Can you reproduce the listing below, unchanged, from its first line up to and including the line that contains "q1-text: （1）玫瑰精油适合用水蒸气蒸馏法提取，其理由是玫瑰精油具有 —"?
[START]
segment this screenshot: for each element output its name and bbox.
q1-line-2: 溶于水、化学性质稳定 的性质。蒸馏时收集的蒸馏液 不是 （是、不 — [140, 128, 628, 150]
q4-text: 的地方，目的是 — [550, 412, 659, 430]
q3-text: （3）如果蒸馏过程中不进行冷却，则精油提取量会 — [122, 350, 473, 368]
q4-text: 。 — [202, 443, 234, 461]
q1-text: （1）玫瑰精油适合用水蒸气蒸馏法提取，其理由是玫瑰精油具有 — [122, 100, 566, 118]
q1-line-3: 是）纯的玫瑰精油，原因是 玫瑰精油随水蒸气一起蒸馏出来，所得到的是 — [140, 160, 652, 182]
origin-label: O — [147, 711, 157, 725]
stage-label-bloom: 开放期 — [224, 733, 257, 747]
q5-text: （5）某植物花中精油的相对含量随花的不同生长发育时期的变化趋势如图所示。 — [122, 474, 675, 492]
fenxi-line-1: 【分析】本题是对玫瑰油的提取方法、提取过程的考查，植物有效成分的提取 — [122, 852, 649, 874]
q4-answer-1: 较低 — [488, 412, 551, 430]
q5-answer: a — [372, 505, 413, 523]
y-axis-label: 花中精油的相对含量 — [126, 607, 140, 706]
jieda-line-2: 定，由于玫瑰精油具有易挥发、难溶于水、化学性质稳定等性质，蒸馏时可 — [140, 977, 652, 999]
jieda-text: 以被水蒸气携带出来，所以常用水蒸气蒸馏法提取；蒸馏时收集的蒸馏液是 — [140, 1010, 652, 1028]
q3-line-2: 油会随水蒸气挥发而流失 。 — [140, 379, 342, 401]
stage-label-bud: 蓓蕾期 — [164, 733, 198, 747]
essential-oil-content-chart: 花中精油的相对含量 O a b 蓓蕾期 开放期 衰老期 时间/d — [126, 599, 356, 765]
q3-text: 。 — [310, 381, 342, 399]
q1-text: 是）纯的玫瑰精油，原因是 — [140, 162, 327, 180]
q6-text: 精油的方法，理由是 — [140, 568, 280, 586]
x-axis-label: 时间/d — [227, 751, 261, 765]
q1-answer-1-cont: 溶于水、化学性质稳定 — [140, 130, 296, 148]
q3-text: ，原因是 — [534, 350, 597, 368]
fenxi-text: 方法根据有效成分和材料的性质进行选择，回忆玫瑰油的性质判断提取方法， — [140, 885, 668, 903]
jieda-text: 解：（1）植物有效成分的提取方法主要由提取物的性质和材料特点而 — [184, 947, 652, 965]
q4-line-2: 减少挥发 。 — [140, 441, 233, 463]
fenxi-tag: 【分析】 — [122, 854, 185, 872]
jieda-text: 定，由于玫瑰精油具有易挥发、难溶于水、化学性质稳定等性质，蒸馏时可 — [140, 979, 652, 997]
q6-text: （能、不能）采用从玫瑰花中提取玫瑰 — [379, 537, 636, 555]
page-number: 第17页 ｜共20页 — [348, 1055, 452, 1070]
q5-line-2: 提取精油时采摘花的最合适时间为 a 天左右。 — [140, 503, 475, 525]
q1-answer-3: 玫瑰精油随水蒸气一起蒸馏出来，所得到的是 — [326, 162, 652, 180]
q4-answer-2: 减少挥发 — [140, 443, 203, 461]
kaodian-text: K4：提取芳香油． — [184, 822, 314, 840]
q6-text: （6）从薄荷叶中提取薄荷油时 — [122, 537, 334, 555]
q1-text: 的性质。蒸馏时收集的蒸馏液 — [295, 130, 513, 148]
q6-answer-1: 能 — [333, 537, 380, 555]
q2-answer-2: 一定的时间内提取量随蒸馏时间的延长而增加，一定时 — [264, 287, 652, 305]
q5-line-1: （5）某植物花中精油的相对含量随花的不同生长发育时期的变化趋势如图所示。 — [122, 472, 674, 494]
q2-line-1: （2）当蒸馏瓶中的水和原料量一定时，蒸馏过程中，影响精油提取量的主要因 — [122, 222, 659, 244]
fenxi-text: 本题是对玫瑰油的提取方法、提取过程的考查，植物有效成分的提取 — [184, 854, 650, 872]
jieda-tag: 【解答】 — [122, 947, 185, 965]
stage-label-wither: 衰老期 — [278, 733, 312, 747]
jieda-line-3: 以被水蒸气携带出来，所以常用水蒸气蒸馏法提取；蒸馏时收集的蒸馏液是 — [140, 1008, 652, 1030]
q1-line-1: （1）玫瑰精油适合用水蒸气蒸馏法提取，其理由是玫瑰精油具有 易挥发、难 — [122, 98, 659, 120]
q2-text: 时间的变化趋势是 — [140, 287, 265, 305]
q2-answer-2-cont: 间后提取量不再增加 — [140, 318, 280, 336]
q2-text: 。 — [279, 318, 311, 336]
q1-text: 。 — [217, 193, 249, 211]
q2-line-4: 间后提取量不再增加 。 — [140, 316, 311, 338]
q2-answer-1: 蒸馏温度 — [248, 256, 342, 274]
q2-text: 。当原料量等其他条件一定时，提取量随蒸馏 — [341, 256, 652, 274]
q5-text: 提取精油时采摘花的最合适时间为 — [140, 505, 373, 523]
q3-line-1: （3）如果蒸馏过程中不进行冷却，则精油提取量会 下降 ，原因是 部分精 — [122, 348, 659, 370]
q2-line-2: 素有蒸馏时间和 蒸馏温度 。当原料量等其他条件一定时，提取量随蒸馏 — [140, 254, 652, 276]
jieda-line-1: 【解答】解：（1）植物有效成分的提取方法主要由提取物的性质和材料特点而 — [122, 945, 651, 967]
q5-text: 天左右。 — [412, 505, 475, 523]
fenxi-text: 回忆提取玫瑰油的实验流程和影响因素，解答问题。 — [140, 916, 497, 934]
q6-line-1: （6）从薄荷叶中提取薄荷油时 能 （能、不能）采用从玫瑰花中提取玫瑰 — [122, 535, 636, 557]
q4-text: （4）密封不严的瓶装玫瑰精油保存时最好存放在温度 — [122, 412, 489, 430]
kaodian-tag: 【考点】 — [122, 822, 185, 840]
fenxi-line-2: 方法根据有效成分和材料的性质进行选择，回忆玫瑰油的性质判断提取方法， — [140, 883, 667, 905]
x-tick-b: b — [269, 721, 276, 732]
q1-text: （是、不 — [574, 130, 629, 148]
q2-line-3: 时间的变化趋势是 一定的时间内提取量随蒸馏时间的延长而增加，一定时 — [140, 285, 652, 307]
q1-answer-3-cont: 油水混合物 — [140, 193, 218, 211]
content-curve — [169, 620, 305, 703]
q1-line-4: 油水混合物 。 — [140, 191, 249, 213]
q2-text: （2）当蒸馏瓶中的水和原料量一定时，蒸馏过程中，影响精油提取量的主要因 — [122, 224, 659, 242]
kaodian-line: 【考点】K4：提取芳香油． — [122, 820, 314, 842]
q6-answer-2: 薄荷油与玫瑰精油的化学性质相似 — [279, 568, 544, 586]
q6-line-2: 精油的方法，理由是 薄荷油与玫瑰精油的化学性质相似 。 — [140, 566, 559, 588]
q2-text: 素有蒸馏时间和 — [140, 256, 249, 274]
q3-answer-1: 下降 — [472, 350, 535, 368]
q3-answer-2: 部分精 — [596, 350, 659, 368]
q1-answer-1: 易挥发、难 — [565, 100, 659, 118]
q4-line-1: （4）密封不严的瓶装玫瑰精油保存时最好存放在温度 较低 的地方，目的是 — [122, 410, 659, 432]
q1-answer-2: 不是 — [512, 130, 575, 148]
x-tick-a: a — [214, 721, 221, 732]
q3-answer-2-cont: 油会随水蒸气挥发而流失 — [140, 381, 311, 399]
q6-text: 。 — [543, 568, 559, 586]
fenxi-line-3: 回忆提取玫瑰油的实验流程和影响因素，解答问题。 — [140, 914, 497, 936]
[END]
● **Correct output**
segment this screenshot: for each element output its name and bbox.
q1-line-2: 溶于水、化学性质稳定 的性质。蒸馏时收集的蒸馏液 不是 （是、不 — [140, 128, 628, 150]
q4-text: 的地方，目的是 — [550, 412, 659, 430]
q3-text: （3）如果蒸馏过程中不进行冷却，则精油提取量会 — [122, 350, 473, 368]
q4-text: 。 — [202, 443, 234, 461]
q1-text: （1）玫瑰精油适合用水蒸气蒸馏法提取，其理由是玫瑰精油具有 — [122, 100, 566, 118]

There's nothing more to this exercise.